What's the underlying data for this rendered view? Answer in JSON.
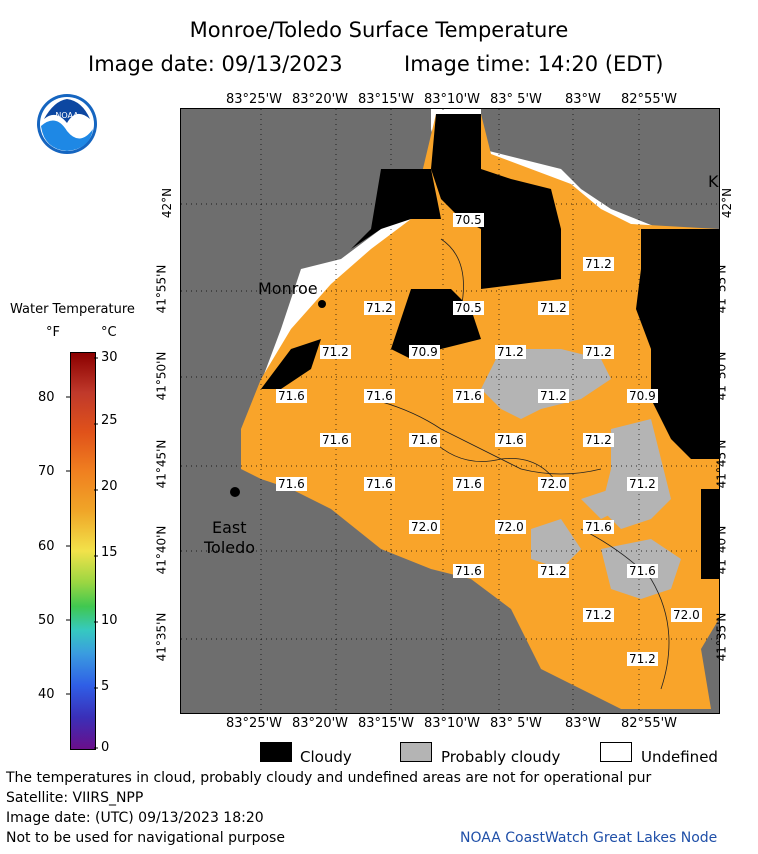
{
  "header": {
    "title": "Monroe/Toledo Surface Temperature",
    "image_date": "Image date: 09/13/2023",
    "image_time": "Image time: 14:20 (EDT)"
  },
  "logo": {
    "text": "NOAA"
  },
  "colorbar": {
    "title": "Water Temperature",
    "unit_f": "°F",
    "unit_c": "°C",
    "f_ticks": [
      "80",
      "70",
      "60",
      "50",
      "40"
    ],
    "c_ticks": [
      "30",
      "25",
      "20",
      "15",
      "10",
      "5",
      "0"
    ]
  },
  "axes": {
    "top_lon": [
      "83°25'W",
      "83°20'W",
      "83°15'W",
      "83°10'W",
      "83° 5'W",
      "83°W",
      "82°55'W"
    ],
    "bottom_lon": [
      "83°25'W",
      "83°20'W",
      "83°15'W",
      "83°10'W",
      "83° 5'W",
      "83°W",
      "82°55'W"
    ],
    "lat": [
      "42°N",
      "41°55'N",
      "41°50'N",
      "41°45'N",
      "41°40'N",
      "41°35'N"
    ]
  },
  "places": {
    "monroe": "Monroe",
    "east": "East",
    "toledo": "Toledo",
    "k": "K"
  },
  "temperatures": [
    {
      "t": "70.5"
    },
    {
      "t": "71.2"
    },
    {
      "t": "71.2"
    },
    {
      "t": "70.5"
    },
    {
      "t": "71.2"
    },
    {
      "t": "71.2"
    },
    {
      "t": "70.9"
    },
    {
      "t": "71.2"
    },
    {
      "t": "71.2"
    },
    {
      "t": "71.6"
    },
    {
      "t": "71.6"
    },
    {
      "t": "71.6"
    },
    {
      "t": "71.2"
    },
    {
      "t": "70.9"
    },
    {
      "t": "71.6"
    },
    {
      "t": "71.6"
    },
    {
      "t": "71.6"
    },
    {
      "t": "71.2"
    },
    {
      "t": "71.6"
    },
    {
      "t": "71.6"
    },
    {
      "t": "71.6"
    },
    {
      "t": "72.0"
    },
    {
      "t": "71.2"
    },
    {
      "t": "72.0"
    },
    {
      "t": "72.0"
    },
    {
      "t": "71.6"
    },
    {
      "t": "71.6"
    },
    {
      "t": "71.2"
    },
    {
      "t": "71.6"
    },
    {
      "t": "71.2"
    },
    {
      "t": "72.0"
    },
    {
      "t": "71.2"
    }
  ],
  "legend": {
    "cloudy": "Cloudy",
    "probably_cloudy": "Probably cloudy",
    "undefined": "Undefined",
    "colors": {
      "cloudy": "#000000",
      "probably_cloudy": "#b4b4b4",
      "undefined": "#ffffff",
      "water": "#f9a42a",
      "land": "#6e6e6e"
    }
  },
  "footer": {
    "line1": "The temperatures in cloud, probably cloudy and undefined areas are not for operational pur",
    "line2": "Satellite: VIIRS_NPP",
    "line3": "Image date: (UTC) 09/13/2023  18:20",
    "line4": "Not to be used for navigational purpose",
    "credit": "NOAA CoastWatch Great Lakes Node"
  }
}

:: SHORT PROBLEM ::
Make an exact reproduction of the listing above, without any pictures.

:: REPLY ::
What's the underlying data for this rendered view? Answer in JSON.
{
  "header": {
    "title": "Monroe/Toledo Surface Temperature",
    "image_date": "Image date: 09/13/2023",
    "image_time": "Image time: 14:20 (EDT)"
  },
  "logo": {
    "text": "NOAA"
  },
  "colorbar": {
    "title": "Water Temperature",
    "unit_f": "°F",
    "unit_c": "°C",
    "f_ticks": [
      "80",
      "70",
      "60",
      "50",
      "40"
    ],
    "c_ticks": [
      "30",
      "25",
      "20",
      "15",
      "10",
      "5",
      "0"
    ]
  },
  "axes": {
    "top_lon": [
      "83°25'W",
      "83°20'W",
      "83°15'W",
      "83°10'W",
      "83° 5'W",
      "83°W",
      "82°55'W"
    ],
    "bottom_lon": [
      "83°25'W",
      "83°20'W",
      "83°15'W",
      "83°10'W",
      "83° 5'W",
      "83°W",
      "82°55'W"
    ],
    "lat": [
      "42°N",
      "41°55'N",
      "41°50'N",
      "41°45'N",
      "41°40'N",
      "41°35'N"
    ]
  },
  "places": {
    "monroe": "Monroe",
    "east": "East",
    "toledo": "Toledo",
    "k": "K"
  },
  "temperatures": [
    {
      "t": "70.5"
    },
    {
      "t": "71.2"
    },
    {
      "t": "71.2"
    },
    {
      "t": "70.5"
    },
    {
      "t": "71.2"
    },
    {
      "t": "71.2"
    },
    {
      "t": "70.9"
    },
    {
      "t": "71.2"
    },
    {
      "t": "71.2"
    },
    {
      "t": "71.6"
    },
    {
      "t": "71.6"
    },
    {
      "t": "71.6"
    },
    {
      "t": "71.2"
    },
    {
      "t": "70.9"
    },
    {
      "t": "71.6"
    },
    {
      "t": "71.6"
    },
    {
      "t": "71.6"
    },
    {
      "t": "71.2"
    },
    {
      "t": "71.6"
    },
    {
      "t": "71.6"
    },
    {
      "t": "71.6"
    },
    {
      "t": "72.0"
    },
    {
      "t": "71.2"
    },
    {
      "t": "72.0"
    },
    {
      "t": "72.0"
    },
    {
      "t": "71.6"
    },
    {
      "t": "71.6"
    },
    {
      "t": "71.2"
    },
    {
      "t": "71.6"
    },
    {
      "t": "71.2"
    },
    {
      "t": "72.0"
    },
    {
      "t": "71.2"
    }
  ],
  "legend": {
    "cloudy": "Cloudy",
    "probably_cloudy": "Probably cloudy",
    "undefined": "Undefined",
    "colors": {
      "cloudy": "#000000",
      "probably_cloudy": "#b4b4b4",
      "undefined": "#ffffff",
      "water": "#f9a42a",
      "land": "#6e6e6e"
    }
  },
  "footer": {
    "line1": "The temperatures in cloud, probably cloudy and undefined areas are not for operational pur",
    "line2": "Satellite: VIIRS_NPP",
    "line3": "Image date: (UTC) 09/13/2023  18:20",
    "line4": "Not to be used for navigational purpose",
    "credit": "NOAA CoastWatch Great Lakes Node"
  }
}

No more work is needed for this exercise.